Data extracted from a collection
━━━━

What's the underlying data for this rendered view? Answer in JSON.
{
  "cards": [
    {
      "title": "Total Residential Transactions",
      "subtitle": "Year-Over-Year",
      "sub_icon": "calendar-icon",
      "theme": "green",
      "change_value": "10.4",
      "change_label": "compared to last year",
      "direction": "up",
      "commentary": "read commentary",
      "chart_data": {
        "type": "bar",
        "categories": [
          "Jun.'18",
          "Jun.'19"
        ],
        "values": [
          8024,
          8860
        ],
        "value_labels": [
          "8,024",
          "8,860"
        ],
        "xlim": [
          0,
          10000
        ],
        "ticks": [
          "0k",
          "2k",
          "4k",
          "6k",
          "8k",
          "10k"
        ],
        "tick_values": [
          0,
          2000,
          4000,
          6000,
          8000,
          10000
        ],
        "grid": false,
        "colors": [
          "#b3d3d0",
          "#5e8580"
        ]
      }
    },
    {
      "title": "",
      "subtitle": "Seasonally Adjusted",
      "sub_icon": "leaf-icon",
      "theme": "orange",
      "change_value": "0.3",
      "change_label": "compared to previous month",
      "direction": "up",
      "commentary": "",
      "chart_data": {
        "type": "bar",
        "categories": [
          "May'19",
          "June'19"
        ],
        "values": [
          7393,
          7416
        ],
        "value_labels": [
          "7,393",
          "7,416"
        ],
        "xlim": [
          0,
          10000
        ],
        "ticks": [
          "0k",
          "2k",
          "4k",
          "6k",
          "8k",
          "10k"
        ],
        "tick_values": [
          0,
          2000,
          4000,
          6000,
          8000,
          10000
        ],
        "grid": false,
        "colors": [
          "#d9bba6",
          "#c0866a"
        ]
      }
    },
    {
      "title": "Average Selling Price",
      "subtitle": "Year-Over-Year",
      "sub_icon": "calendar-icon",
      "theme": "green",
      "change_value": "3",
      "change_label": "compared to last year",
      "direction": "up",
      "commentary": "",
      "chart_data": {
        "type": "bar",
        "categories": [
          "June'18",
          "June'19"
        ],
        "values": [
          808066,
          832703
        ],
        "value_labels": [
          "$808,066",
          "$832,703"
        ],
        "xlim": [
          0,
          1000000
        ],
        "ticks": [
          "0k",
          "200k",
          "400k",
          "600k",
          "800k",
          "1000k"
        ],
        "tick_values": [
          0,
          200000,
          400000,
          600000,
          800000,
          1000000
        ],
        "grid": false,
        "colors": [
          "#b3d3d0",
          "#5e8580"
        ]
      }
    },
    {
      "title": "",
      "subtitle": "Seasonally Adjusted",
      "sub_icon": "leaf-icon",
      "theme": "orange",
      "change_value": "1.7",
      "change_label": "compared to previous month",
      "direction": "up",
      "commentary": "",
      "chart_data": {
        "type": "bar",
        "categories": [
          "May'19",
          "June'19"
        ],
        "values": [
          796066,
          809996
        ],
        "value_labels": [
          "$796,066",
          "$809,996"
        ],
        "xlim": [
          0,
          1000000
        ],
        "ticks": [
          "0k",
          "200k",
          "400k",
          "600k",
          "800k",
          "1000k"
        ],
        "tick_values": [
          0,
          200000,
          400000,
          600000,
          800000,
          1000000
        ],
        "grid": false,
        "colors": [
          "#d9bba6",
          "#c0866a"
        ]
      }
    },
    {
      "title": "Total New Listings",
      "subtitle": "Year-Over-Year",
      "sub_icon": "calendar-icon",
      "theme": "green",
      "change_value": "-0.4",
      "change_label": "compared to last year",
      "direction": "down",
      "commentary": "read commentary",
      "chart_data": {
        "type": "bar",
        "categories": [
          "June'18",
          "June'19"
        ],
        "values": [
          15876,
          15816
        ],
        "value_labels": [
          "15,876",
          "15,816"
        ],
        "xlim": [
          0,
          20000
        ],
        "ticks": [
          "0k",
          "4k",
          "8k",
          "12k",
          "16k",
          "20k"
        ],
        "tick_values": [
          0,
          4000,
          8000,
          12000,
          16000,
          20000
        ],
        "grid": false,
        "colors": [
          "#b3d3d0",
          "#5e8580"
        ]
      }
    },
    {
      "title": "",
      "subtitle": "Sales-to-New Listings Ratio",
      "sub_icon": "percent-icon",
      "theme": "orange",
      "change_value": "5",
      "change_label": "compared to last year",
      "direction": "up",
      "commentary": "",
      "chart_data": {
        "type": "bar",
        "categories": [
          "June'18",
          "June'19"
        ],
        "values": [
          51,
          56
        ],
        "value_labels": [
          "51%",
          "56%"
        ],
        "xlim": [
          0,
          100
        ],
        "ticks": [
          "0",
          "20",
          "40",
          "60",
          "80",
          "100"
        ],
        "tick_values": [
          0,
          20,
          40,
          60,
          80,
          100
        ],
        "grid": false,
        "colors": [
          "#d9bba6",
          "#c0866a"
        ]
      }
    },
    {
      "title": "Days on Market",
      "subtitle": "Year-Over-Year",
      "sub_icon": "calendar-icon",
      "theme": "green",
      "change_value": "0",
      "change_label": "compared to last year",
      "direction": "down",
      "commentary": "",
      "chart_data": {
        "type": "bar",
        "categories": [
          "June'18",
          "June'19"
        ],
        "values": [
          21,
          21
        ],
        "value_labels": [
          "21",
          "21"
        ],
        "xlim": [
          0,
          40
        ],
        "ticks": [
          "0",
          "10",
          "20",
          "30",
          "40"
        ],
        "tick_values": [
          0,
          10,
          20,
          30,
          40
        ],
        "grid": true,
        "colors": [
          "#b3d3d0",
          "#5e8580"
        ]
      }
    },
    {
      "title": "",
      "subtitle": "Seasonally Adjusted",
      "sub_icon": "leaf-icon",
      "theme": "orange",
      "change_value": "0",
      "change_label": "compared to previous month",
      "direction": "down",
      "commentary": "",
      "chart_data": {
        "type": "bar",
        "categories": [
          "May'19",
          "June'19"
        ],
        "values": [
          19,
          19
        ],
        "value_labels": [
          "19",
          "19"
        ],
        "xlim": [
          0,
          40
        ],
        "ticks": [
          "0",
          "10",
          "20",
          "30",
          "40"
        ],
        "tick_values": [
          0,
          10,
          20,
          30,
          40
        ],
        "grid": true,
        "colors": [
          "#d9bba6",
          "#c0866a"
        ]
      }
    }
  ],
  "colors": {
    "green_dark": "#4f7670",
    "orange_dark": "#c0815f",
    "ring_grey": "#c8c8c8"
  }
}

━━━━

• Stated exercise
Repeat the data verbatim.

• Finished exercise
What's the underlying data for this rendered view? Answer in JSON.
{
  "cards": [
    {
      "title": "Total Residential Transactions",
      "subtitle": "Year-Over-Year",
      "sub_icon": "calendar-icon",
      "theme": "green",
      "change_value": "10.4",
      "change_label": "compared to last year",
      "direction": "up",
      "commentary": "read commentary",
      "chart_data": {
        "type": "bar",
        "categories": [
          "Jun.'18",
          "Jun.'19"
        ],
        "values": [
          8024,
          8860
        ],
        "value_labels": [
          "8,024",
          "8,860"
        ],
        "xlim": [
          0,
          10000
        ],
        "ticks": [
          "0k",
          "2k",
          "4k",
          "6k",
          "8k",
          "10k"
        ],
        "tick_values": [
          0,
          2000,
          4000,
          6000,
          8000,
          10000
        ],
        "grid": false,
        "colors": [
          "#b3d3d0",
          "#5e8580"
        ]
      }
    },
    {
      "title": "",
      "subtitle": "Seasonally Adjusted",
      "sub_icon": "leaf-icon",
      "theme": "orange",
      "change_value": "0.3",
      "change_label": "compared to previous month",
      "direction": "up",
      "commentary": "",
      "chart_data": {
        "type": "bar",
        "categories": [
          "May'19",
          "June'19"
        ],
        "values": [
          7393,
          7416
        ],
        "value_labels": [
          "7,393",
          "7,416"
        ],
        "xlim": [
          0,
          10000
        ],
        "ticks": [
          "0k",
          "2k",
          "4k",
          "6k",
          "8k",
          "10k"
        ],
        "tick_values": [
          0,
          2000,
          4000,
          6000,
          8000,
          10000
        ],
        "grid": false,
        "colors": [
          "#d9bba6",
          "#c0866a"
        ]
      }
    },
    {
      "title": "Average Selling Price",
      "subtitle": "Year-Over-Year",
      "sub_icon": "calendar-icon",
      "theme": "green",
      "change_value": "3",
      "change_label": "compared to last year",
      "direction": "up",
      "commentary": "",
      "chart_data": {
        "type": "bar",
        "categories": [
          "June'18",
          "June'19"
        ],
        "values": [
          808066,
          832703
        ],
        "value_labels": [
          "$808,066",
          "$832,703"
        ],
        "xlim": [
          0,
          1000000
        ],
        "ticks": [
          "0k",
          "200k",
          "400k",
          "600k",
          "800k",
          "1000k"
        ],
        "tick_values": [
          0,
          200000,
          400000,
          600000,
          800000,
          1000000
        ],
        "grid": false,
        "colors": [
          "#b3d3d0",
          "#5e8580"
        ]
      }
    },
    {
      "title": "",
      "subtitle": "Seasonally Adjusted",
      "sub_icon": "leaf-icon",
      "theme": "orange",
      "change_value": "1.7",
      "change_label": "compared to previous month",
      "direction": "up",
      "commentary": "",
      "chart_data": {
        "type": "bar",
        "categories": [
          "May'19",
          "June'19"
        ],
        "values": [
          796066,
          809996
        ],
        "value_labels": [
          "$796,066",
          "$809,996"
        ],
        "xlim": [
          0,
          1000000
        ],
        "ticks": [
          "0k",
          "200k",
          "400k",
          "600k",
          "800k",
          "1000k"
        ],
        "tick_values": [
          0,
          200000,
          400000,
          600000,
          800000,
          1000000
        ],
        "grid": false,
        "colors": [
          "#d9bba6",
          "#c0866a"
        ]
      }
    },
    {
      "title": "Total New Listings",
      "subtitle": "Year-Over-Year",
      "sub_icon": "calendar-icon",
      "theme": "green",
      "change_value": "-0.4",
      "change_label": "compared to last year",
      "direction": "down",
      "commentary": "read commentary",
      "chart_data": {
        "type": "bar",
        "categories": [
          "June'18",
          "June'19"
        ],
        "values": [
          15876,
          15816
        ],
        "value_labels": [
          "15,876",
          "15,816"
        ],
        "xlim": [
          0,
          20000
        ],
        "ticks": [
          "0k",
          "4k",
          "8k",
          "12k",
          "16k",
          "20k"
        ],
        "tick_values": [
          0,
          4000,
          8000,
          12000,
          16000,
          20000
        ],
        "grid": false,
        "colors": [
          "#b3d3d0",
          "#5e8580"
        ]
      }
    },
    {
      "title": "",
      "subtitle": "Sales-to-New Listings Ratio",
      "sub_icon": "percent-icon",
      "theme": "orange",
      "change_value": "5",
      "change_label": "compared to last year",
      "direction": "up",
      "commentary": "",
      "chart_data": {
        "type": "bar",
        "categories": [
          "June'18",
          "June'19"
        ],
        "values": [
          51,
          56
        ],
        "value_labels": [
          "51%",
          "56%"
        ],
        "xlim": [
          0,
          100
        ],
        "ticks": [
          "0",
          "20",
          "40",
          "60",
          "80",
          "100"
        ],
        "tick_values": [
          0,
          20,
          40,
          60,
          80,
          100
        ],
        "grid": false,
        "colors": [
          "#d9bba6",
          "#c0866a"
        ]
      }
    },
    {
      "title": "Days on Market",
      "subtitle": "Year-Over-Year",
      "sub_icon": "calendar-icon",
      "theme": "green",
      "change_value": "0",
      "change_label": "compared to last year",
      "direction": "down",
      "commentary": "",
      "chart_data": {
        "type": "bar",
        "categories": [
          "June'18",
          "June'19"
        ],
        "values": [
          21,
          21
        ],
        "value_labels": [
          "21",
          "21"
        ],
        "xlim": [
          0,
          40
        ],
        "ticks": [
          "0",
          "10",
          "20",
          "30",
          "40"
        ],
        "tick_values": [
          0,
          10,
          20,
          30,
          40
        ],
        "grid": true,
        "colors": [
          "#b3d3d0",
          "#5e8580"
        ]
      }
    },
    {
      "title": "",
      "subtitle": "Seasonally Adjusted",
      "sub_icon": "leaf-icon",
      "theme": "orange",
      "change_value": "0",
      "change_label": "compared to previous month",
      "direction": "down",
      "commentary": "",
      "chart_data": {
        "type": "bar",
        "categories": [
          "May'19",
          "June'19"
        ],
        "values": [
          19,
          19
        ],
        "value_labels": [
          "19",
          "19"
        ],
        "xlim": [
          0,
          40
        ],
        "ticks": [
          "0",
          "10",
          "20",
          "30",
          "40"
        ],
        "tick_values": [
          0,
          10,
          20,
          30,
          40
        ],
        "grid": true,
        "colors": [
          "#d9bba6",
          "#c0866a"
        ]
      }
    }
  ],
  "colors": {
    "green_dark": "#4f7670",
    "orange_dark": "#c0815f",
    "ring_grey": "#c8c8c8"
  }
}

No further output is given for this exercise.